#### [Exercise instructions]
Go through the records below line by line and report how many lines include "bringen", giving the number only.

#### [Listed records]

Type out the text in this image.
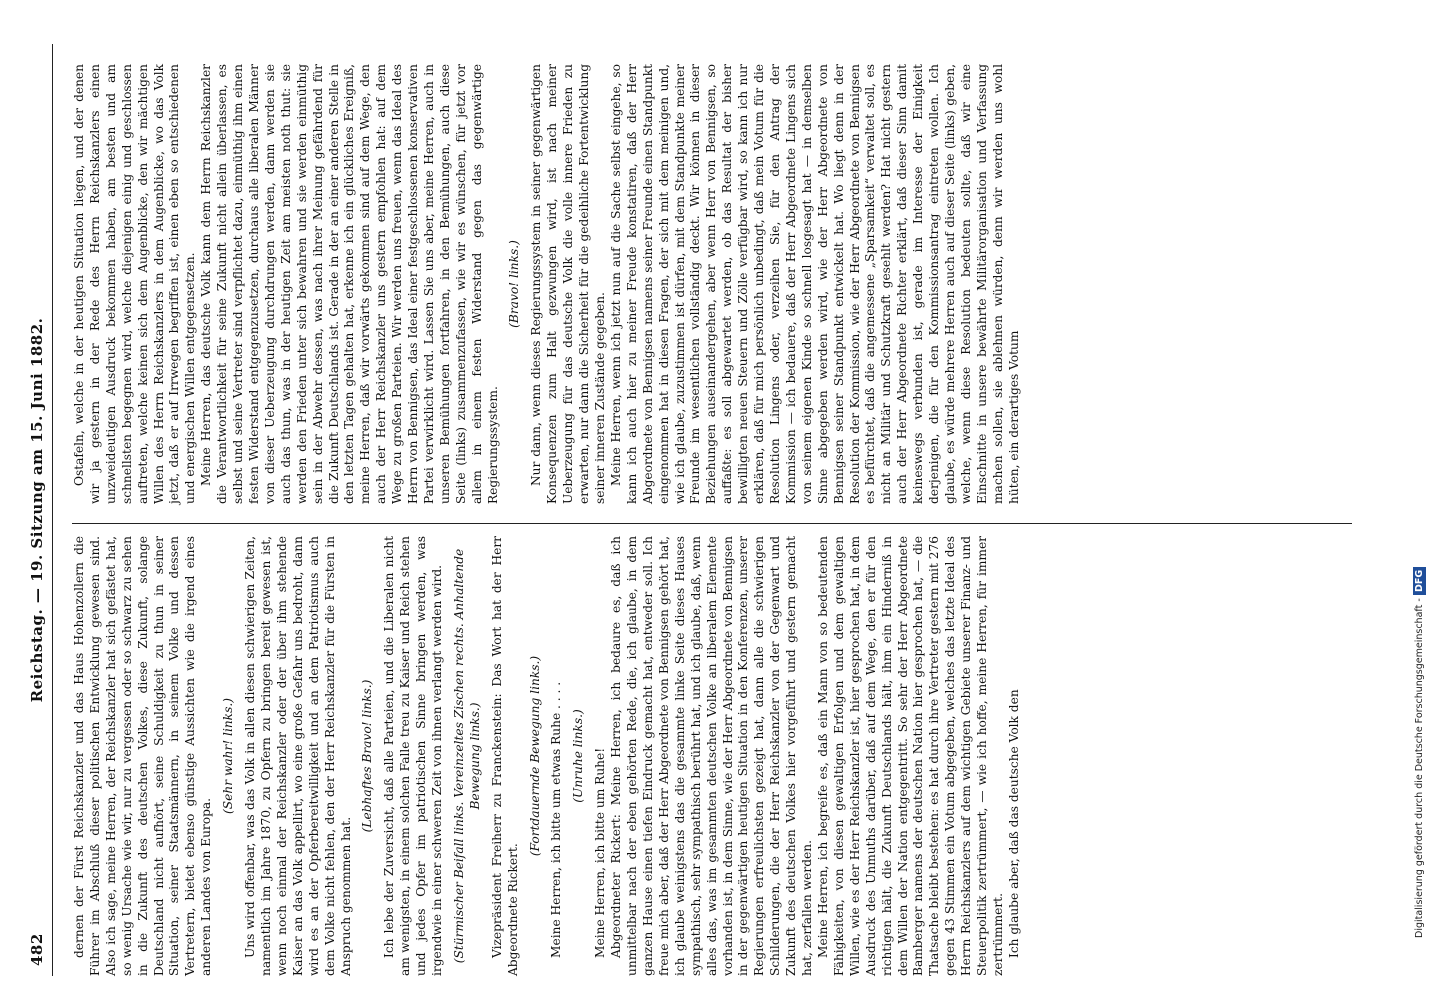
482
Reichstag. — 19. Sitzung am 15. Juni 1882.

dernen der Fürst Reichskanzler und das Haus Hohenzollern die Führer im Abschluß dieser politischen Entwicklung gewesen sind. Also ich sage, meine Herren, der Reichskanzler hat sich gefästet hat, so wenig Ursache wie wir, nur zu vergessen oder so schwarz zu sehen in die Zukunft des deutschen Volkes, diese Zukunft, solange Deutschland nicht aufhört, seine Schuldigkeit zu thun in seiner Situation, seiner Staatsmännern, in seinem Volke und dessen Vertretern, bietet ebenso günstige Aussichten wie die irgend eines anderen Landes von Europa.

(Sehr wahr! links.) Uns wird offenbar, was das Volk in allen diesen schwierigen Zeiten, namentlich im Jahre 1870, zu Opfern zu bringen bereit gewesen ist, wenn noch einmal der Reichskanzler oder der über ihm stehende Kaiser an das Volk appellirt, wo eine große Gefahr uns bedroht, dann wird es an der Opferbereitwilligkeit und an dem Patriotismus auch dem Volke nicht fehlen, den der Herr Reichskanzler für die Fürsten in Anspruch genommen hat.

(Lebhaftes Bravo! links.) Ich lebe der Zuversicht, daß alle Parteien, und die Liberalen nicht am wenigsten, in einem solchen Falle treu zu Kaiser und Reich stehen und jedes Opfer im patriotischen Sinne bringen werden, was irgendwie in einer schweren Zeit von ihnen verlangt werden wird. (Stürmischer Beifall links. Vereinzeltes Zischen rechts. Anhaltende Bewegung links.) Vizepräsident Freiherr zu Franckenstein: Das Wort hat der Herr Abgeordnete Rickert.

(Fortdauernde Bewegung links.) Meine Herren, ich bitte um etwas Ruhe . . . . (Unruhe links.) Meine Herren, ich bitte um Ruhe! Abgeordneter Rickert: Meine Herren, ich bedaure es, daß ich unmittelbar nach der eben gehörten Rede, die, ich glaube, in dem ganzen Hause einen tiefen Eindruck gemacht hat, entweder soll. Ich freue mich aber, daß der Herr Abgeordnete von Bennigsen gehört hat, ich glaube weinigstens das die gesammte linke Seite dieses Hauses sympathisch, sehr sympathisch berührt hat, und ich glaube, daß, wenn alles das, was im gesammten deutschen Volke an liberalem Elemente vorhanden ist, in dem Sinne, wie der Herr Abgeordnete von Bennigsen in der gegenwärtigen heutigen Situation in den Konferenzen, unserer Regierungen erfreulichsten gezeigt hat, dann alle die schwierigen Schilderungen, die der Herr Reichskanzler von der Gegenwart und Zukunft des deutschen Volkes hier vorgeführt und gestern gemacht hat, zerfallen werden. Meine Herren, ich begreife es, daß ein Mann von so bedeutenden Fähigkeiten, von diesen gewaltigen Erfolgen und dem gewaltigen Willen, wie es der Herr Reichskanzler ist, hier gesprochen hat, in dem Ausdruck des Unmuths darüber, daß auf dem Wege, den er für den richtigen hält, die Zukunft Deutschlands hält, ihm ein Hinderniß in dem Willen der Nation entgegentritt. So sehr der Herr Abgeordnete Bamberger namens der deutschen Nation hier gesprochen hat, — die Thatsache bleibt bestehen: es hat durch ihre Vertreter gestern mit 276 gegen 43 Stimmen ein Votum abgegeben, welches das letzte Ideal des Herrn Reichskanzlers auf dem wichtigen Gebiete unserer Finanz- und Steuerpolitik zertrümmert, — wie ich hoffe, meine Herren, für immer zertrümmert. Ich glaube aber, daß das deutsche Volk den

Ostafeln, welche in der heutigen Situation liegen, und der denen wir ja gestern in der Rede des Herrn Reichskanzlers einen unzweideutigen Ausdruck bekommen haben, am besten und am schnellsten begegnen wird, welche diejenigen einig und geschlossen auftreten, welche keinen sich dem Augenblicke, den wir mächtigen Willen des Herrn Reichskanzlers in dem Augenblicke, wo das Volk jetzt, daß er auf Irrwegen begriffen ist, einen eben so entschiedenen und energischen Willen entgegensetzen. Meine Herren, das deutsche Volk kann dem Herrn Reichskanzler die Verantwortlichkeit für seine Zukunft nicht allein überlassen, es selbst und seine Vertreter sind verpflichtet dazu, einmüthig ihm einen festen Widerstand entgegenzusetzen, durchaus alle liberalen Männer von dieser Ueberzeugung durchdrungen werden, dann werden sie auch das thun, was in der heutigen Zeit am meisten noth thut: sie werden den Frieden unter sich bewahren und sie werden einmüthig sein in der Abwehr dessen, was nach ihrer Meinung gefährdend für die Zukunft Deutschlands ist. Gerade in der an einer anderen Stelle in den letzten Tagen gehalten hat, erkenne ich ein glückliches Ereigniß, meine Herren, daß wir vorwärts gekommen sind auf dem Wege, den auch der Herr Reichskanzler uns gestern empfohlen hat: auf dem Wege zu großen Parteien. Wir werden uns freuen, wenn das Ideal des Herrn von Bennigsen, das Ideal einer festgeschlossenen konservativen Partei verwirklicht wird. Lassen Sie uns aber, meine Herren, auch in unseren Bemühungen fortfahren, in den Bemühungen, auch diese Seite (links) zusammenzufassen, wie wir es wünschen, für jetzt vor allem in einem festen Widerstand gegen das gegenwärtige Regierungssystem.

(Bravo! links.) Nur dann, wenn dieses Regierungssystem in seiner gegenwärtigen Konsequenzen zum Halt gezwungen wird, ist nach meiner Ueberzeugung für das deutsche Volk die volle innere Frieden zu erwarten, nur dann die Sicherheit für die gedeihliche Fortentwicklung seiner inneren Zustände gegeben. Meine Herren, wenn ich jetzt nun auf die Sache selbst eingehe, so kann ich auch hier zu meiner Freude konstatiren, daß der Herr Abgeordnete von Bennigsen namens seiner Freunde einen Standpunkt eingenommen hat in diesen Fragen, der sich mit dem meinigen und, wie ich glaube, zuzustimmen ist dürfen, mit dem Standpunkte meiner Freunde im wesentlichen vollständig deckt. Wir können in dieser Beziehungen auseinandergehen, aber wenn Herr von Bennigsen, so auffaßte: es soll abgewartet werden, ob das Resultat der bisher bewilligten neuen Steuern und Zölle verfügbar wird, so kann ich nur erklären, daß für mich persönlich unbedingt, daß mein Votum für die Resolution Lingens oder, verzeihen Sie, für den Antrag der Kommission — ich bedauere, daß der Herr Abgeordnete Lingens sich von seinem eigenen Kinde so schnell losgesagt hat — in demselben Sinne abgegeben werden wird, wie der Herr Abgeordnete von Bennigsen seiner Standpunkt entwickelt hat. Wo liegt denn in der Resolution der Kommission, wie der Herr Abgeordnete von Bennigsen es befürchtet, daß die angemessene „Sparsamkeit“ verwaltet soll, es nicht an Militär und Schutzkraft gesehlt werden? Hat nicht gestern auch der Herr Abgeordnete Richter erklärt, daß dieser Sinn damit keineswegs verbunden ist, gerade im Interesse der Einigkeit derjenigen, die für den Kommissionsantrag eintreten wollen. Ich glaube, es würde mehrere Herren auch auf dieser Seite (links) geben, welche, wenn diese Resolution bedeuten sollte, daß wir eine Einschnitte in unsere bewährte Militärorganisation und Verfassung machen sollen, sie ablehnen würden, denn wir werden uns wohl hüten, ein derartiges Votum

Digitalisierung gefördert durch die Deutsche Forschungsgemeinschaft - DFG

#### [Answer to the problem]
2